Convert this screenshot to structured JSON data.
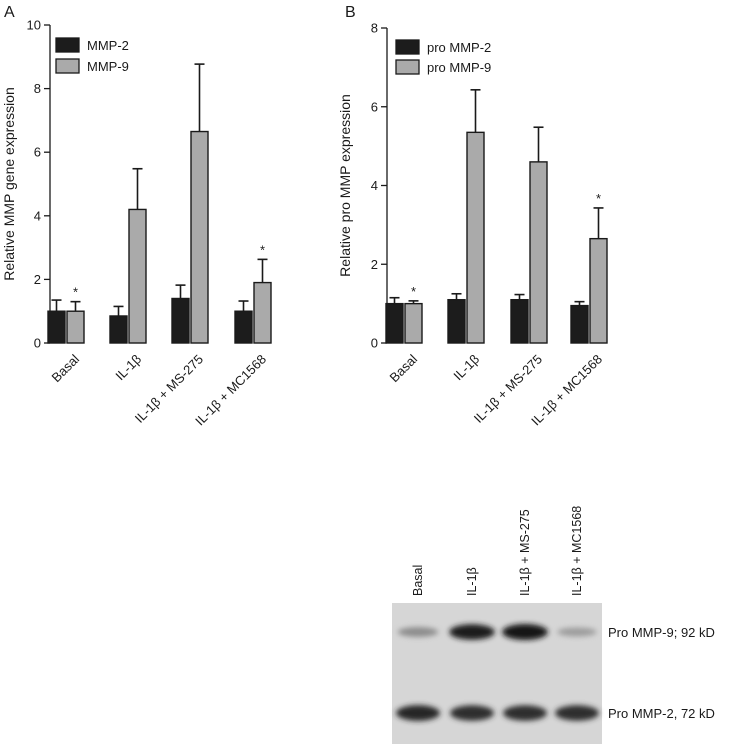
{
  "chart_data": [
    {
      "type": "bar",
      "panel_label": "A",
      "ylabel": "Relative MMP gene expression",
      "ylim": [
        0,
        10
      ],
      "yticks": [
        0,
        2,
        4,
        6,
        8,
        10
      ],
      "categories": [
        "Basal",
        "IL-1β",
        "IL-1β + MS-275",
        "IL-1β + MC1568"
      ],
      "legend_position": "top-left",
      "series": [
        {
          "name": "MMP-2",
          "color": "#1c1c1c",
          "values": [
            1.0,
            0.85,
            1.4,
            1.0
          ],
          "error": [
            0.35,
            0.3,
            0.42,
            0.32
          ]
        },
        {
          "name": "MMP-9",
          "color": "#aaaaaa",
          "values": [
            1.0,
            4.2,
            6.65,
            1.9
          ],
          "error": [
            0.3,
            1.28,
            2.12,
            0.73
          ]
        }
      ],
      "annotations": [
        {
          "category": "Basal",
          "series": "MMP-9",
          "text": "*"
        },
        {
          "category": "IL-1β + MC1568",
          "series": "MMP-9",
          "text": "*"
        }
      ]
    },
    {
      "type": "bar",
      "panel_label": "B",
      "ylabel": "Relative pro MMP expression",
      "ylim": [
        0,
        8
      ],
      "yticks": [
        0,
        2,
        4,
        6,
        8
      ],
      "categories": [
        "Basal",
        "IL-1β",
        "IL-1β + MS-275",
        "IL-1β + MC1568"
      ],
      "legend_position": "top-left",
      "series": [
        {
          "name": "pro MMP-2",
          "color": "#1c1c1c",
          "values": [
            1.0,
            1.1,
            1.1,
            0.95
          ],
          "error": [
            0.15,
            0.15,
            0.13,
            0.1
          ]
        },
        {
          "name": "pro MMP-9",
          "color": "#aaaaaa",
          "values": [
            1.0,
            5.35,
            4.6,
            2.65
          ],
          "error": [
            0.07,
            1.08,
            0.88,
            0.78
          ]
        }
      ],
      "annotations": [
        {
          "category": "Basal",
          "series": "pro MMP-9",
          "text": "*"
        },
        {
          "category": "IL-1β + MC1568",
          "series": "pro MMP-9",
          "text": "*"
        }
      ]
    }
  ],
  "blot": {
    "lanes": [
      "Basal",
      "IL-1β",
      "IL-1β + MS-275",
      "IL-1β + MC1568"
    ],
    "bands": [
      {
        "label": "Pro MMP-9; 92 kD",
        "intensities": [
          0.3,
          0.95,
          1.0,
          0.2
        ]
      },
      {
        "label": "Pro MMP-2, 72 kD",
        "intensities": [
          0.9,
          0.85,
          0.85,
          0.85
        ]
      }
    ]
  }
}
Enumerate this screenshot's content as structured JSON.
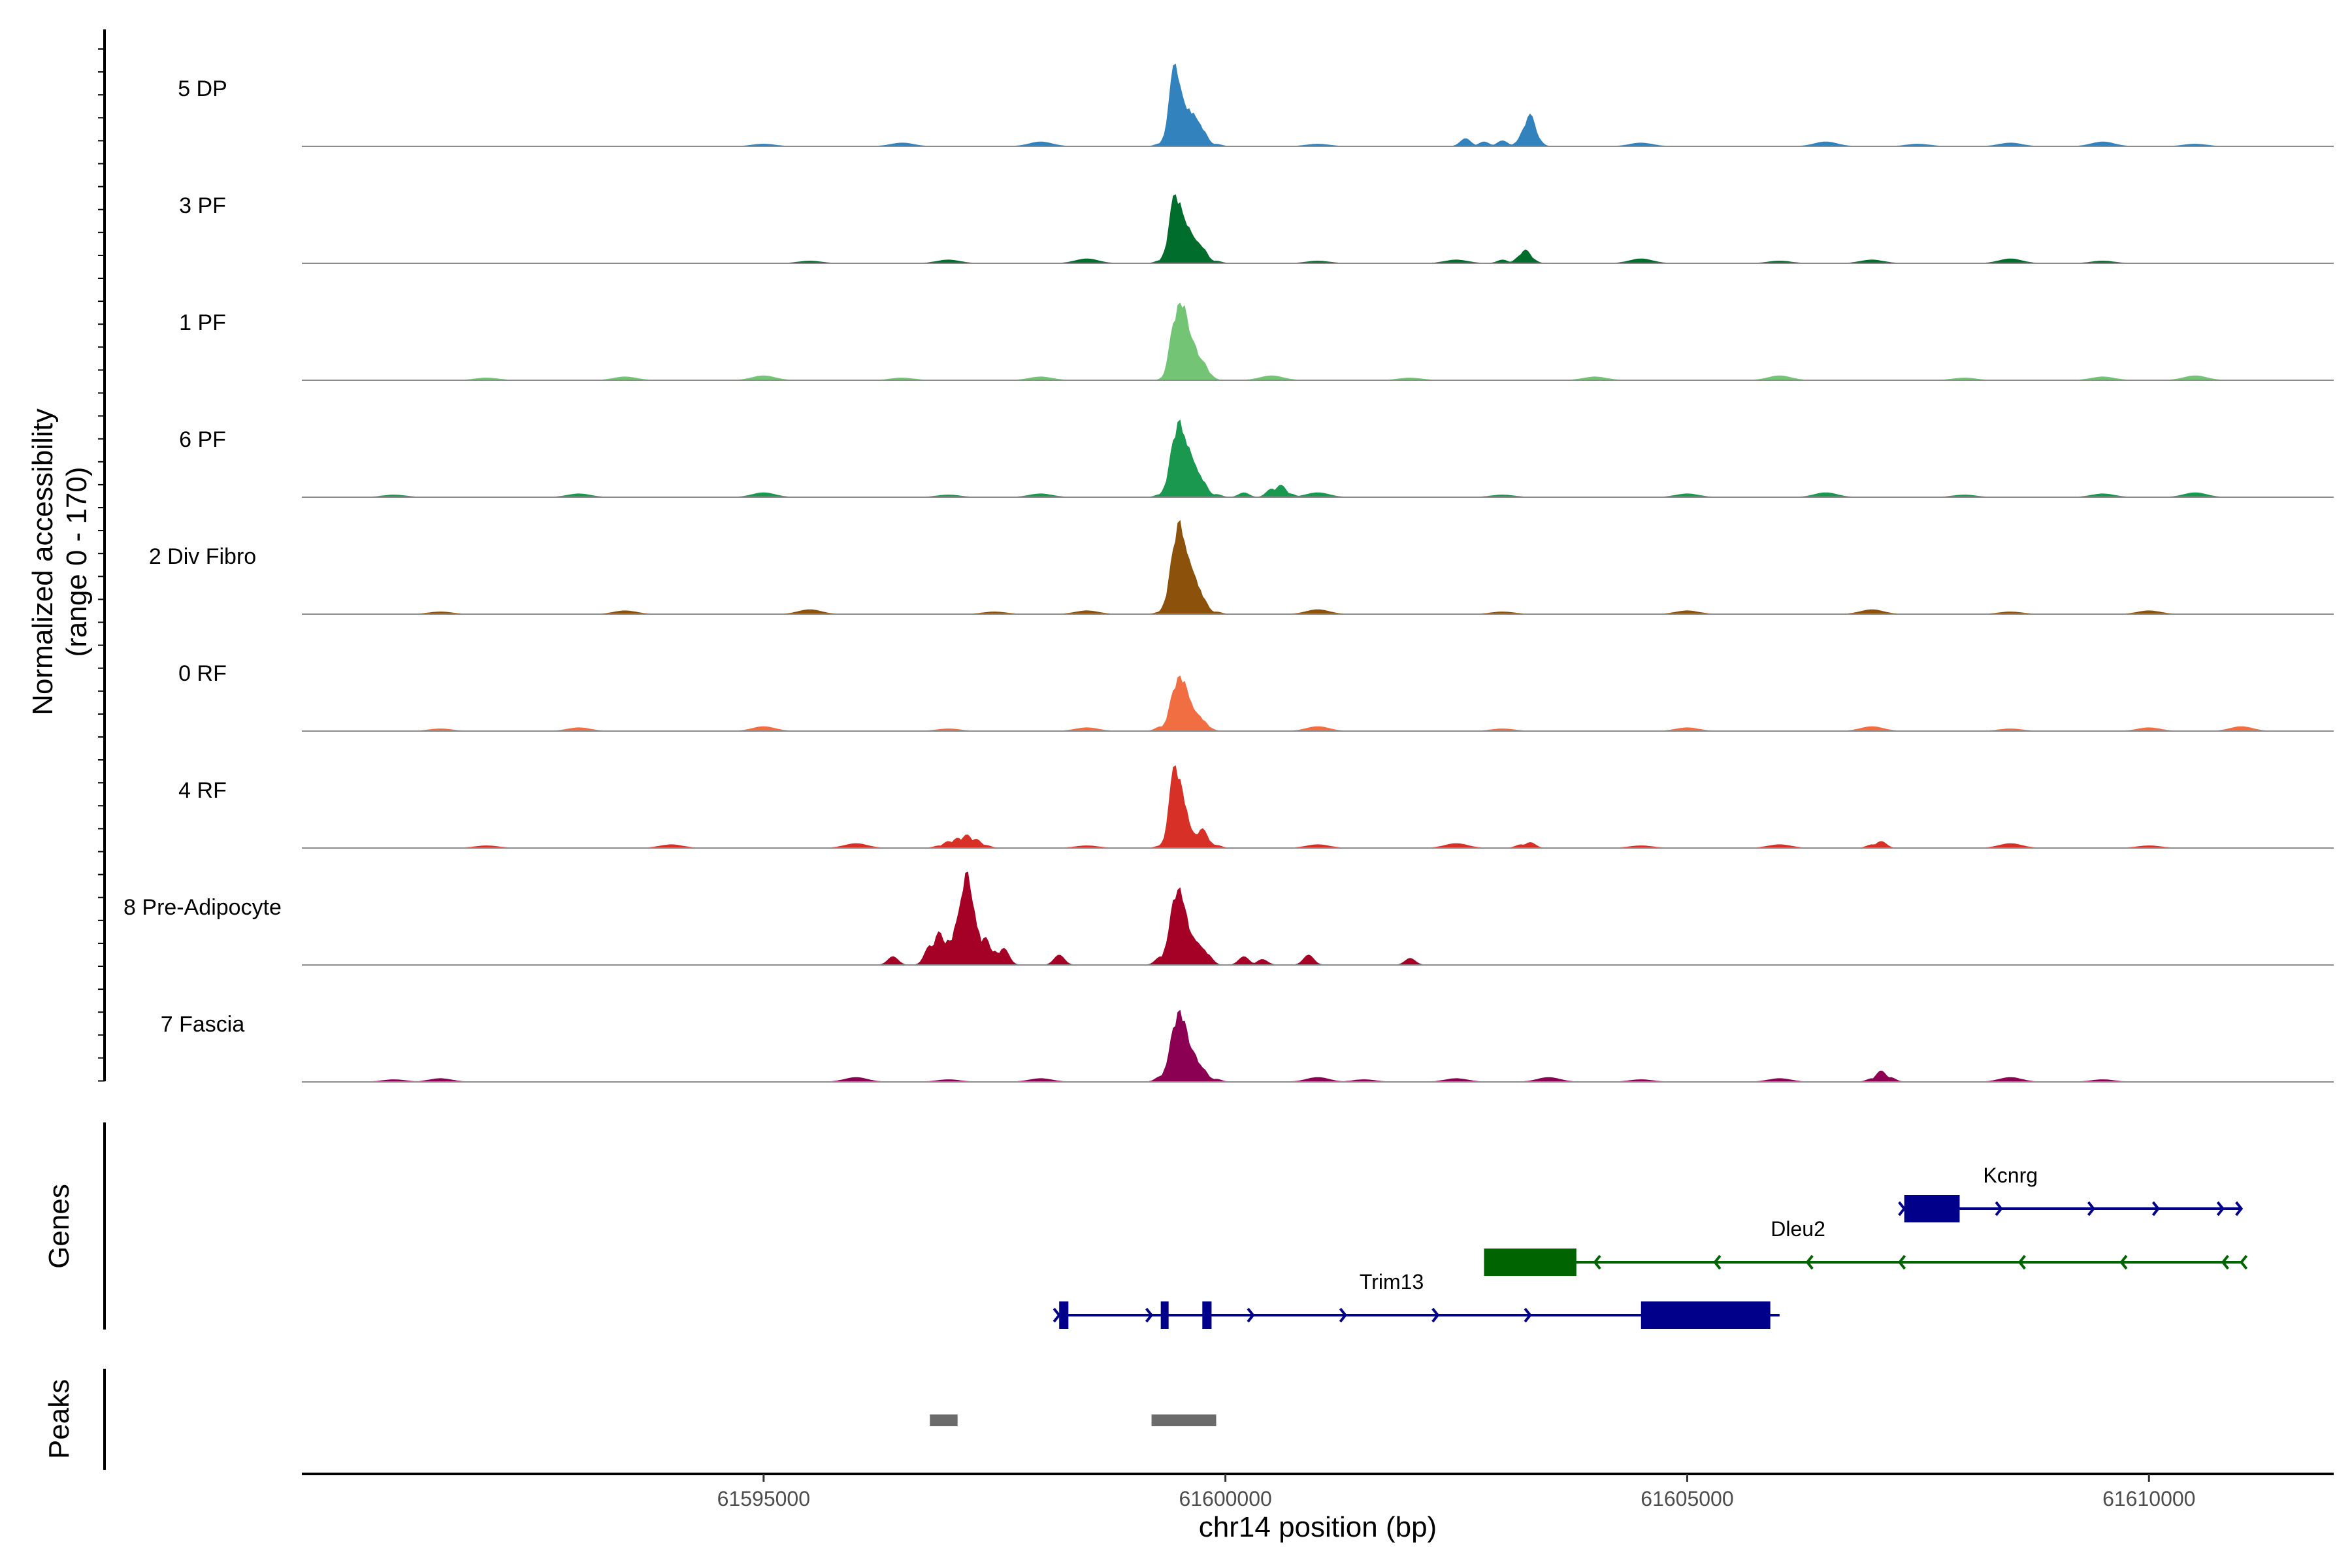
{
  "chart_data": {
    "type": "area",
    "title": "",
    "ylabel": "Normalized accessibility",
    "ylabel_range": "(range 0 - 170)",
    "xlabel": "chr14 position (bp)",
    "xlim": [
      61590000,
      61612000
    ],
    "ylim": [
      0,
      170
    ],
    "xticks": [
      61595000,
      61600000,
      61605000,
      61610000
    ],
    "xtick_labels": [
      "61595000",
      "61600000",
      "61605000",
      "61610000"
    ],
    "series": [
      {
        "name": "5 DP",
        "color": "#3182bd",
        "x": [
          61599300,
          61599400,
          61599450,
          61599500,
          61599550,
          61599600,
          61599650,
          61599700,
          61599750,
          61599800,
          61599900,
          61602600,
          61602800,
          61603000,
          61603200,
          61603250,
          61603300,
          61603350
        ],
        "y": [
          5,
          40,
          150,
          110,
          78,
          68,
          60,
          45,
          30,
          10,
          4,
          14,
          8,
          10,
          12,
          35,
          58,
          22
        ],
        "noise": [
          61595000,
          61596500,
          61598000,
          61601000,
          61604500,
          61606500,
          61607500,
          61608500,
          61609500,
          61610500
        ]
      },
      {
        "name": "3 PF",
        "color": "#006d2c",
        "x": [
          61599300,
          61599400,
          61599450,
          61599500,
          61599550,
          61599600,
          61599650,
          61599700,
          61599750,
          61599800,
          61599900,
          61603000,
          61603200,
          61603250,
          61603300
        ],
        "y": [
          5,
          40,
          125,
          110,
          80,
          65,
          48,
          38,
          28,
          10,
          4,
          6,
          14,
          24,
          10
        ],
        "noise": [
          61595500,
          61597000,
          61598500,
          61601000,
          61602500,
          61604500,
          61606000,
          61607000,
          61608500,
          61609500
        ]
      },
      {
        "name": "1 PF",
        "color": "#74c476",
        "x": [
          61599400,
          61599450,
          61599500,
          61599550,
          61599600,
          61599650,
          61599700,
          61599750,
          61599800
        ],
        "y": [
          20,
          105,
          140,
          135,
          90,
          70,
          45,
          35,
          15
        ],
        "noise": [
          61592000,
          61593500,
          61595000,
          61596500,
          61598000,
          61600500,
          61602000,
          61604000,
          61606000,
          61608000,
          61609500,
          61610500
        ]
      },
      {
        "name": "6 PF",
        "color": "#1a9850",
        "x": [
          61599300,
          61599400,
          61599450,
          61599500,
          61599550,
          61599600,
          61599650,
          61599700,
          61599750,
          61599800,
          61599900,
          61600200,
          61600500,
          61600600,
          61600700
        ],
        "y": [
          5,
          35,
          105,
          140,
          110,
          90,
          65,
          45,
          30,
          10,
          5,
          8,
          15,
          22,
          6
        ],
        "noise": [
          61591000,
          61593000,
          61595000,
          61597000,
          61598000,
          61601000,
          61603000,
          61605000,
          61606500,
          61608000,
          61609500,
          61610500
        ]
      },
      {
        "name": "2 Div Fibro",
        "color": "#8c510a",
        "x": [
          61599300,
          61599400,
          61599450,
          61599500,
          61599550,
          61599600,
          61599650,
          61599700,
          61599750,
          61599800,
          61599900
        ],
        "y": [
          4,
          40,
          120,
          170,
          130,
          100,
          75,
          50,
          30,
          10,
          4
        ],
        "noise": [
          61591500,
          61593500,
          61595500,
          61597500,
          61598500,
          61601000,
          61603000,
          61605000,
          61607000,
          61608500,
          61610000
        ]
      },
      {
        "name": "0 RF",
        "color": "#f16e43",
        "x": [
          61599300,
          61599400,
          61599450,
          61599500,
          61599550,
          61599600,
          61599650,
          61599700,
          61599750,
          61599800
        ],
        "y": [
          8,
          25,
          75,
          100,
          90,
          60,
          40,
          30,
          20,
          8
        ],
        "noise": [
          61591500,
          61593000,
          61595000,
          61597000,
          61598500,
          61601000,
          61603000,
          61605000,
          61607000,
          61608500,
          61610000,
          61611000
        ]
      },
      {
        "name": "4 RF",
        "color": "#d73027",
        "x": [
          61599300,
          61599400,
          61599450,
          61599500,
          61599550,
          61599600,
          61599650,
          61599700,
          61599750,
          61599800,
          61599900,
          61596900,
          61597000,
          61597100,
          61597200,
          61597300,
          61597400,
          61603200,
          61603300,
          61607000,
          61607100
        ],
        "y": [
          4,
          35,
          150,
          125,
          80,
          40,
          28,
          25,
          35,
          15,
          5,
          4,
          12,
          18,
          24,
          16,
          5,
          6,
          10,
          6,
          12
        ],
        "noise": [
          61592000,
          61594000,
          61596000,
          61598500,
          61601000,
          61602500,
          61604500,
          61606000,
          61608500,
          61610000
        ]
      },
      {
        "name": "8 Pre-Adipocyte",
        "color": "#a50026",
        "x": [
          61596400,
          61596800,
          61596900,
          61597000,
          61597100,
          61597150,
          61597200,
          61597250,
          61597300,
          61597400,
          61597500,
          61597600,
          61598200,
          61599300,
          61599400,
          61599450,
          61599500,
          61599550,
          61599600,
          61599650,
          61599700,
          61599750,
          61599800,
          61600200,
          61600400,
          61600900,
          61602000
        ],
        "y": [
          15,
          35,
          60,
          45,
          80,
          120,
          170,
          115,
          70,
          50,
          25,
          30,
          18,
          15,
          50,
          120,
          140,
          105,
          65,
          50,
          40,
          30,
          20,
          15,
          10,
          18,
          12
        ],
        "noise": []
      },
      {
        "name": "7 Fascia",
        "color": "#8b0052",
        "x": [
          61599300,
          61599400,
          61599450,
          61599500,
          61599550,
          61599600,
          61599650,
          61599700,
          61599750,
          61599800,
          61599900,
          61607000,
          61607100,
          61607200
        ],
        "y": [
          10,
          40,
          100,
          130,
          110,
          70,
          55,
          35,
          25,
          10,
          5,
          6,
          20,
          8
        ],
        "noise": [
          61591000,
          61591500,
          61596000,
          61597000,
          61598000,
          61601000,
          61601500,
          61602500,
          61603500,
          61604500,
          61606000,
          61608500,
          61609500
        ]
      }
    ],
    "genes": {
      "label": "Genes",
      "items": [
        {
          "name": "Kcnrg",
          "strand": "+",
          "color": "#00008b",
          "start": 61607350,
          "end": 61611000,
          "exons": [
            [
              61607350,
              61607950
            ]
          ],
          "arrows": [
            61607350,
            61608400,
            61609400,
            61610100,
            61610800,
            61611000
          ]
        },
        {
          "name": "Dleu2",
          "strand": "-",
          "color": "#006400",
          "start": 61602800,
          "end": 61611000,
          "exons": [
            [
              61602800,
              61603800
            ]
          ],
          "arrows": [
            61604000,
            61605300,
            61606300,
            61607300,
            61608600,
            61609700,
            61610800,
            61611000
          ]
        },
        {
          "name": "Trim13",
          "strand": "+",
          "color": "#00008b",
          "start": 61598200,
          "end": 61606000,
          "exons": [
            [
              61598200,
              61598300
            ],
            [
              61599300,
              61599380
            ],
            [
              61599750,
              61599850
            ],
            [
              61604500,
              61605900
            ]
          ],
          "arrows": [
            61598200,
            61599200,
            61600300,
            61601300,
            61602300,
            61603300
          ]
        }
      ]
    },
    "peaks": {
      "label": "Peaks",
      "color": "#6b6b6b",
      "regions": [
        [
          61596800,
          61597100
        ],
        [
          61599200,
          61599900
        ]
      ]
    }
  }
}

****************

◆ **What is required**:
Pull out each line of the listing that holds the string "JSON".

◆ **Task response**:
Convert this screenshot to structured JSON data.
Enumerate this screenshot's content as structured JSON.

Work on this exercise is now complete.